Layout region records

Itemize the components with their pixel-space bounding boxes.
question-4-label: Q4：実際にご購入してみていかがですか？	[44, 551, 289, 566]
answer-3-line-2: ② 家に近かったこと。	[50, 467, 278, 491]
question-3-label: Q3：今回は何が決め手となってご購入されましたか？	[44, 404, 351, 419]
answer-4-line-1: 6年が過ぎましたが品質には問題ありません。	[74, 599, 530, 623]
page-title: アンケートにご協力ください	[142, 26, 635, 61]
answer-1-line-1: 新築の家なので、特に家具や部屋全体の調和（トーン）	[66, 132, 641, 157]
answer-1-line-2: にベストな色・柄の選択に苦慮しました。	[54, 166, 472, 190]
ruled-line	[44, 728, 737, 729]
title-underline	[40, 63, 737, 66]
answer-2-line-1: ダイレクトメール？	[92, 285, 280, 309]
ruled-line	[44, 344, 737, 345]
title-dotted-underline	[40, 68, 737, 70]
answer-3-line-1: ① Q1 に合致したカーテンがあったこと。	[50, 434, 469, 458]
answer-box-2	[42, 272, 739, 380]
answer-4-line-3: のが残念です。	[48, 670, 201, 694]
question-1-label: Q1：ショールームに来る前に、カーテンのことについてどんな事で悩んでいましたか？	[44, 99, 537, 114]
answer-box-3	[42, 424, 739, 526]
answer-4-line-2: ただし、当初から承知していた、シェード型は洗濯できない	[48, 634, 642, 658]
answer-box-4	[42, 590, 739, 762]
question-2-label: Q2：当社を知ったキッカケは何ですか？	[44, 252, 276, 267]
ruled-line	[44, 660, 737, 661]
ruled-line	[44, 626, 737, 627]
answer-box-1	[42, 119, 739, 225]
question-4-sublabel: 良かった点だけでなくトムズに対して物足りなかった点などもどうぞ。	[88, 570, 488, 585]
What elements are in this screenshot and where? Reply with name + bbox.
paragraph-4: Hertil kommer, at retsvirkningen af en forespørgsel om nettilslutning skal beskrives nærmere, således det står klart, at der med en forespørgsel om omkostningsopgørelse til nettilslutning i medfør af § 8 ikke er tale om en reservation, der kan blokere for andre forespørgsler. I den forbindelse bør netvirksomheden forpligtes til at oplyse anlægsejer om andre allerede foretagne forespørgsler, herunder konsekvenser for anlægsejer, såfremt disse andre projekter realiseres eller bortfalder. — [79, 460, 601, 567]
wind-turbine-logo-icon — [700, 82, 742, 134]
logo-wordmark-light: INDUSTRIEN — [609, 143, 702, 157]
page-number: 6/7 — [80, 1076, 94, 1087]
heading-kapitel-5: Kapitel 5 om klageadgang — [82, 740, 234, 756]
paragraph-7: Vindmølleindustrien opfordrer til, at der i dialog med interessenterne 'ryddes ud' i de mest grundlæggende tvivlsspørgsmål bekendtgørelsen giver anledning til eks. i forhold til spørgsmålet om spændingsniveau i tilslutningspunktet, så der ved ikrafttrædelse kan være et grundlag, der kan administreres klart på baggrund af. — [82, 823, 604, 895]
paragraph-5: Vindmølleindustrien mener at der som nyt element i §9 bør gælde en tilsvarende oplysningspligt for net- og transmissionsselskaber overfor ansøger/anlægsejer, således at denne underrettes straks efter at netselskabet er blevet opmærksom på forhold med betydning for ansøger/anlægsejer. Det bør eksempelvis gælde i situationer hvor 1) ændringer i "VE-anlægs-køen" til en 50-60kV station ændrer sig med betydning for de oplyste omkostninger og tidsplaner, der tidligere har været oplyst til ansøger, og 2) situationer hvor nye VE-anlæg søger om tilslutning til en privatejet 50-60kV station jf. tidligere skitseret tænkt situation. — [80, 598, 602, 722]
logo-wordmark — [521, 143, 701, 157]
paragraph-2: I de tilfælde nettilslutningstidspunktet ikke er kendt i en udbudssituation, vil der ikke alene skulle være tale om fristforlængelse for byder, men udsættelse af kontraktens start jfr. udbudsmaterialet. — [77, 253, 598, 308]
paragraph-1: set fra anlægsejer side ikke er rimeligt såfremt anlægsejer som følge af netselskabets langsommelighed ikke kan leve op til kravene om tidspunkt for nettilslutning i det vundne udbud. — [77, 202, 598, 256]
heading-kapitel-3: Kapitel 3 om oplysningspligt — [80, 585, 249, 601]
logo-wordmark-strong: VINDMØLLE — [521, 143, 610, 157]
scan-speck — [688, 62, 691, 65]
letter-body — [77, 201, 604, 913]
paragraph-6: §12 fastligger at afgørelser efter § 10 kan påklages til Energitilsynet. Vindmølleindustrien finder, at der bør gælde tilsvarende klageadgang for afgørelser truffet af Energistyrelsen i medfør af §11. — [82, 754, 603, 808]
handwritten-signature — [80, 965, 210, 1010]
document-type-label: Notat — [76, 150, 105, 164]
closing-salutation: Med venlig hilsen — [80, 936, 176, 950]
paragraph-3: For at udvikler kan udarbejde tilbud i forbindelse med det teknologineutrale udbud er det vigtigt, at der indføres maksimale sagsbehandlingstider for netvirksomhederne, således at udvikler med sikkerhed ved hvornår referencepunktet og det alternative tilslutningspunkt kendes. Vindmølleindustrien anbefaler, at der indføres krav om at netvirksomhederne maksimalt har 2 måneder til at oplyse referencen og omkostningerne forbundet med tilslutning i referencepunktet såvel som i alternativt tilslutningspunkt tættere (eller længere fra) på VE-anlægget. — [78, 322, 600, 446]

_INSTRUCTIONS TO FOLLOW_
Starting at the beginning of the material and ending at the line that contains "68, 737, 70]", write those lines out again, switching "ruled-line" to "horizontal-rule" and leaving everything else unchanged.

_WRITTEN ANSWER_
Itemize the components with their pixel-space bounding boxes.
question-4-label: Q4：実際にご購入してみていかがですか？	[44, 551, 289, 566]
answer-3-line-2: ② 家に近かったこと。	[50, 467, 278, 491]
question-3-label: Q3：今回は何が決め手となってご購入されましたか？	[44, 404, 351, 419]
answer-4-line-1: 6年が過ぎましたが品質には問題ありません。	[74, 599, 530, 623]
page-title: アンケートにご協力ください	[142, 26, 635, 61]
answer-1-line-1: 新築の家なので、特に家具や部屋全体の調和（トーン）	[66, 132, 641, 157]
answer-1-line-2: にベストな色・柄の選択に苦慮しました。	[54, 166, 472, 190]
horizontal-rule	[44, 728, 737, 729]
title-underline	[40, 63, 737, 66]
answer-2-line-1: ダイレクトメール？	[92, 285, 280, 309]
horizontal-rule	[44, 344, 737, 345]
title-dotted-underline	[40, 68, 737, 70]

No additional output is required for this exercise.